▸ **TEXTAUSSCHNITT**:
......

Deutschland müsse sich mit seinen Nachbarländern vertraglich bindend abstimmen, um in Zukunft die Stromversorgung zu gewährleisten. Denn Deutschland werde in den nächsten Jahrzehnten auf das gesamte Jahr bezogen von einem Stromexporteur zu einem Netto-Stromimporteur werden. So lautet eines der zentralen Ergebnisse der Studie zur "Integration der Erneuerbaren Energien in den deutsch-europäischen Strommarkt". Die Studie wurde von der Deutschen Energieagentur (Dena) durchgeführt und am Dienstag (22.06.2012) in Berlin vorgestellt. Die Dena versteht sich als Kompetenzzentrum für moderne Energien. Das Unternehmen wurde im Jahr 2000 gegründet. Neben der Deutschen Bank und dem Allianz-Versicherungskonzern gehört auch der Bund zu seinen Gesellschaftern.

......

▸ **BEREITGESTELLTE DATENSÄTZE**:
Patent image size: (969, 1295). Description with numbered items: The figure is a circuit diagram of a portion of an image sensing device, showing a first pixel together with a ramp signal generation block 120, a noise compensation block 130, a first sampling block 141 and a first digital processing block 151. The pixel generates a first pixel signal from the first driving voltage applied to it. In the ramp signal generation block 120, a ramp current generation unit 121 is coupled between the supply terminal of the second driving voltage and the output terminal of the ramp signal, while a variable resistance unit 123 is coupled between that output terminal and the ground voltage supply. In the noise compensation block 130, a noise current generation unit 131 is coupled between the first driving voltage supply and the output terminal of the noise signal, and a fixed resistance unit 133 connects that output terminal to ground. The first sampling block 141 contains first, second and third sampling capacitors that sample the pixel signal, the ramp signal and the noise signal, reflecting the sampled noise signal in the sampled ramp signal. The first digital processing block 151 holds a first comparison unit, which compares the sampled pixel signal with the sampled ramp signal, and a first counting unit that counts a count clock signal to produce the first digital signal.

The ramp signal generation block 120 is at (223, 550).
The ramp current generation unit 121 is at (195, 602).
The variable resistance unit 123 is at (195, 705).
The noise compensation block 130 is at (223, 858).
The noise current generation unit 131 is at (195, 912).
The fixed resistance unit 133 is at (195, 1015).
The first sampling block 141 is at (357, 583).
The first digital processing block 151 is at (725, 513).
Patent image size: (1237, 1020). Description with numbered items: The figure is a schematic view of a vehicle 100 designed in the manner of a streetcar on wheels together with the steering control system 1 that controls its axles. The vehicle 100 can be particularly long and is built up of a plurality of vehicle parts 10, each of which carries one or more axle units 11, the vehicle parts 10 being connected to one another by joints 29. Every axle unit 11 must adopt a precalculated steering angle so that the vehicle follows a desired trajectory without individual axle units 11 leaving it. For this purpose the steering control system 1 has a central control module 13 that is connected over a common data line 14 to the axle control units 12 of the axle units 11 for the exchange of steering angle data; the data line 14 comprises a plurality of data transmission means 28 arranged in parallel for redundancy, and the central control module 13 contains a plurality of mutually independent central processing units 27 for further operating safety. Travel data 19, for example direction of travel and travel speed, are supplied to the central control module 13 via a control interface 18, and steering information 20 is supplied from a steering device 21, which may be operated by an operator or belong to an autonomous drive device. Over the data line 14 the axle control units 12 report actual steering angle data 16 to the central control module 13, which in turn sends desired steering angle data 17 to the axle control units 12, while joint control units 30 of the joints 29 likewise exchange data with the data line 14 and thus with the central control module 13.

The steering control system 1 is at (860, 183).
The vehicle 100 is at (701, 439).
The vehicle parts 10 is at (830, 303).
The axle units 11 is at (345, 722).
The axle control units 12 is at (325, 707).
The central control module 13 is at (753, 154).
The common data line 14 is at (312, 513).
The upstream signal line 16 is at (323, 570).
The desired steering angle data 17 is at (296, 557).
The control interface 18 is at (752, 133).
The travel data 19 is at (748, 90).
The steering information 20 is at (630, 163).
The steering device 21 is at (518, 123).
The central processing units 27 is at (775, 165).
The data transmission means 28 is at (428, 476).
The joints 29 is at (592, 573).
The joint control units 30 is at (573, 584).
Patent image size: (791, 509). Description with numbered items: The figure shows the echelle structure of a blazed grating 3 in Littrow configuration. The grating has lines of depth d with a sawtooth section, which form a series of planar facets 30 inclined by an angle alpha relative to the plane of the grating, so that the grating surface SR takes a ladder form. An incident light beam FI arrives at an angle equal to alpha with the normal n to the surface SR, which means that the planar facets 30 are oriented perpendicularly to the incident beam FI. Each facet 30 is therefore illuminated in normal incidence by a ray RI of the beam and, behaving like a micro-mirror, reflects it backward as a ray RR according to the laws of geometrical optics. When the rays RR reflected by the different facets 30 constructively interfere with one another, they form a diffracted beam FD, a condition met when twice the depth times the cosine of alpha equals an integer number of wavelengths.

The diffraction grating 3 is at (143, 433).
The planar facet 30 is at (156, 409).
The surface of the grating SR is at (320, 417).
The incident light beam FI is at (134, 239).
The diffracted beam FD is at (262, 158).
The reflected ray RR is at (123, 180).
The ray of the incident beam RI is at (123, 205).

......

▸ **AUFGABENSTELLUNG**: Aktualisieren Sie im Textausschnitt zur Dena-Studie die Passage von „Deutschland müsse sich“ bis „zu seinen Gesellschaftern.“, indem Sie „Stromexporteur“ durch „Energieexporteur“ ersetzen. Die Datensätze sind hierfür ohne Belang.

▸ **SCHRIFTLICHE ANTWORT**:
Deutschland müsse sich mit seinen Nachbarländern vertraglich bindend abstimmen, um in Zukunft die Stromversorgung zu gewährleisten. Denn Deutschland werde in den nächsten Jahrzehnten auf das gesamte Jahr bezogen von einem Energieexporteur zu einem Netto-Stromimporteur werden. So lautet eines der zentralen Ergebnisse der Studie zur "Integration der Erneuerbaren Energien in den deutsch-europäischen Strommarkt". Die Studie wurde von der Deutschen Energieagentur (Dena) durchgeführt und am Dienstag (22.06.2012) in Berlin vorgestellt. Die Dena versteht sich als Kompetenzzentrum für moderne Energien. Das Unternehmen wurde im Jahr 2000 gegründet. Neben der Deutschen Bank und dem Allianz-Versicherungskonzern gehört auch der Bund zu seinen Gesellschaftern.